▸ **VOLETS DE L'EXERCICE**
**1.** Recopiez à l'identique le passage du texte sur les formules au salpêtre compris entre « Ces formules se » et « dans certains manuscrits. », bornes incluses.
**2.** Dans le texte sur les formules au salpêtre, sous quelle forme Roger Bacon a-t-il donné la composition de ces mélanges ?
**3.** Traduisez en anglais la phrase suivante, tirée du texte sur les formules au salpêtre : « Ces formules se trouvent dans les écrits arabes du XIIIe siècle et dans Marcus Græcus ; nous les avons reproduites plus haut, et on a vu comment elles signalent précisément les mélanges de salpêtre, de soufre et de charbon que nous employons encore aujourd’hui. »

▸ **TEXTE**
---+---
Ces formules se trouvent dans les écrits arabes du XIIIe siècle et dans Marcus Græcus ; nous les avons reproduites plus haut, et on a vu comment elles signalent précisément les mélanges de salpêtre, de soufre et de charbon que nous employons encore aujourd’hui. Roger Bacon en a eu également connaissance, à la même époque, et il en a donné la composition dans une phrase cryptographique, suivant un usage du temps ; phrase formée avec les lettres transposées de certains ingrédiens : Salis petrœ luru vopo vir con utriet sulphuris, etc., c’est-à-dire : salpêtre, soufre et poudre de charbon, d’après l’interprétation reçue de ce cryptogramme, laquelle est donnée en toutes lettres dans certains manuscrits.
---+---
▸ **ENREGISTREMENTS FOURNIS**
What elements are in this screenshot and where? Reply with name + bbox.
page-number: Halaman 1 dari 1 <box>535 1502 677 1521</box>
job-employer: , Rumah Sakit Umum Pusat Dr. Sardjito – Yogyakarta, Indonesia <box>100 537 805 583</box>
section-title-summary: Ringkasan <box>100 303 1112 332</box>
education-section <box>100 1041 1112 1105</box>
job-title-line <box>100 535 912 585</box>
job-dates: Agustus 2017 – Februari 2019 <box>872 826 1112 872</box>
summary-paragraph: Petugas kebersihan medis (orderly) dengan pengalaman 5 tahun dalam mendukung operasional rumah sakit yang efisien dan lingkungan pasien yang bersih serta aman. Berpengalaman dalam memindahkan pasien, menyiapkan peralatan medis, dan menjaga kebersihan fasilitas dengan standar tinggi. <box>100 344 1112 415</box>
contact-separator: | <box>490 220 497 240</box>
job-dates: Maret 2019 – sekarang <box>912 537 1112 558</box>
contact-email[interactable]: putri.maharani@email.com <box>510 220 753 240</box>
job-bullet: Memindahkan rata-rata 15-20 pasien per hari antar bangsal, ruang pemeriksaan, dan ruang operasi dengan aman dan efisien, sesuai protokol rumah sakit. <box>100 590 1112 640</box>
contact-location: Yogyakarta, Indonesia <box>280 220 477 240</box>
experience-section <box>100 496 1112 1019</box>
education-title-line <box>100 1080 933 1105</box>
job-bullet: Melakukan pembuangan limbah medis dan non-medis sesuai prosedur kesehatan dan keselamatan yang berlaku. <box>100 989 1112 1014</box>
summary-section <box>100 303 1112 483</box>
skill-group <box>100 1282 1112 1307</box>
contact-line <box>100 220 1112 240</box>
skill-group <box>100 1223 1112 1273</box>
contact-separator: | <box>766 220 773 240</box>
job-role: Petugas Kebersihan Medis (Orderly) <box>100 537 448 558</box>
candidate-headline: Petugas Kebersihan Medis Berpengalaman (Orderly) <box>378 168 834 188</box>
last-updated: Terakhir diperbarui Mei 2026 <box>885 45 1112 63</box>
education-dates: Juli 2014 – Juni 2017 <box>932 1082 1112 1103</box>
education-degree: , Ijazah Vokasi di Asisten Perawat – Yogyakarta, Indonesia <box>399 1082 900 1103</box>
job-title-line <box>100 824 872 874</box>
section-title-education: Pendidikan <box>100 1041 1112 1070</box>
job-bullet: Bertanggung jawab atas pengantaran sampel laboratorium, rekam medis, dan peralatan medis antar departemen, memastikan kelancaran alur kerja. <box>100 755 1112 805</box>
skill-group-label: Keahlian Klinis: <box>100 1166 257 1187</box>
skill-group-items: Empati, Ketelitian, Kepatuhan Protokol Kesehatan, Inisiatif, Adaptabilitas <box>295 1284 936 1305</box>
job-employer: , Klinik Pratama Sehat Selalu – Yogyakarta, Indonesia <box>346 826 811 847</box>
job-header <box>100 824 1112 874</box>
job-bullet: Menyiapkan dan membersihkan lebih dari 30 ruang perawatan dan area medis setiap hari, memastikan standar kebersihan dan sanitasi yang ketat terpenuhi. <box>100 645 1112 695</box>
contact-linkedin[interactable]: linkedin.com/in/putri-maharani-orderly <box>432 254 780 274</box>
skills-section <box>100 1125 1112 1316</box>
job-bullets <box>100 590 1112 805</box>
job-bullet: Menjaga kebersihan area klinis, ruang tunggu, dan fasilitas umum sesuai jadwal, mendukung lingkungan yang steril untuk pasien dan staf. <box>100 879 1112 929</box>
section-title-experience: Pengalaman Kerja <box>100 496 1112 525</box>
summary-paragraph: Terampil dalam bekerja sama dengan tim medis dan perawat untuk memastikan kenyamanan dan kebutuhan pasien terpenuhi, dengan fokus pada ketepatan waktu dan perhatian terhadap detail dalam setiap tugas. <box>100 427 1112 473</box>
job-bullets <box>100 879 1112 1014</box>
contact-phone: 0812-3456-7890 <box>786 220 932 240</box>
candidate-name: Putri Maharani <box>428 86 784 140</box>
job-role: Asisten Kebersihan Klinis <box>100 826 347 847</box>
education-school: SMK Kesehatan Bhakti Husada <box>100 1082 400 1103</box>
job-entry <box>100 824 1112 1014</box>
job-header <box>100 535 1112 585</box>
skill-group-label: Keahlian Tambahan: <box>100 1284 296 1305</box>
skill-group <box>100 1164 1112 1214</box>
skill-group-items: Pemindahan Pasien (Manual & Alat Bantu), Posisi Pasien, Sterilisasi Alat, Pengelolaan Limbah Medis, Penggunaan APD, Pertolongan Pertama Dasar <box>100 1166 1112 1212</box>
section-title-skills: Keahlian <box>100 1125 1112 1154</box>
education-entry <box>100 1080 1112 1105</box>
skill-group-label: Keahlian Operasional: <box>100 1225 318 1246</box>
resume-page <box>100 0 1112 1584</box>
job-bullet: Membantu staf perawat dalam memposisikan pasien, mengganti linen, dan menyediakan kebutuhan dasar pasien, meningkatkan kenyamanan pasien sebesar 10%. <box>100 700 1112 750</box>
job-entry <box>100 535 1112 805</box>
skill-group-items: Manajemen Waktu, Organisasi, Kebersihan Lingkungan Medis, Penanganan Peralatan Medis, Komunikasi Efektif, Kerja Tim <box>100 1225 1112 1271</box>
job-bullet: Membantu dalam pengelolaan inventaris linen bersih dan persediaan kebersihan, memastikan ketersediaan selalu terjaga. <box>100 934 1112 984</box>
---+---
▸ **RÉSULTATS PAR CONSIGNE**
**1.**
Ces formules se trouvent dans les écrits arabes du XIIIe siècle et dans Marcus Græcus ; nous les avons reproduites plus haut, et on a vu comment elles signalent précisément les mélanges de salpêtre, de soufre et de charbon que nous employons encore aujourd’hui. Roger Bacon en a eu également connaissance, à la même époque, et il en a donné la composition dans une phrase cryptographique, suivant un usage du temps ; phrase formée avec les lettres transposées de certains ingrédiens : Salis petrœ luru vopo vir con utriet sulphuris, etc., c’est-à-dire : salpêtre, soufre et poudre de charbon, d’après l’interprétation reçue de ce cryptogramme, laquelle est donnée en toutes lettres dans certains manuscrits.

**2.** Dans une phrase cryptographique, suivant un usage du temps.

**3.** These formulas are found in the Arabic writings of the thirteenth century and in Marcus Græcus; we have reproduced them above, and it has been seen how they precisely indicate the mixtures of saltpeter, sulfur, and charcoal that we still use today.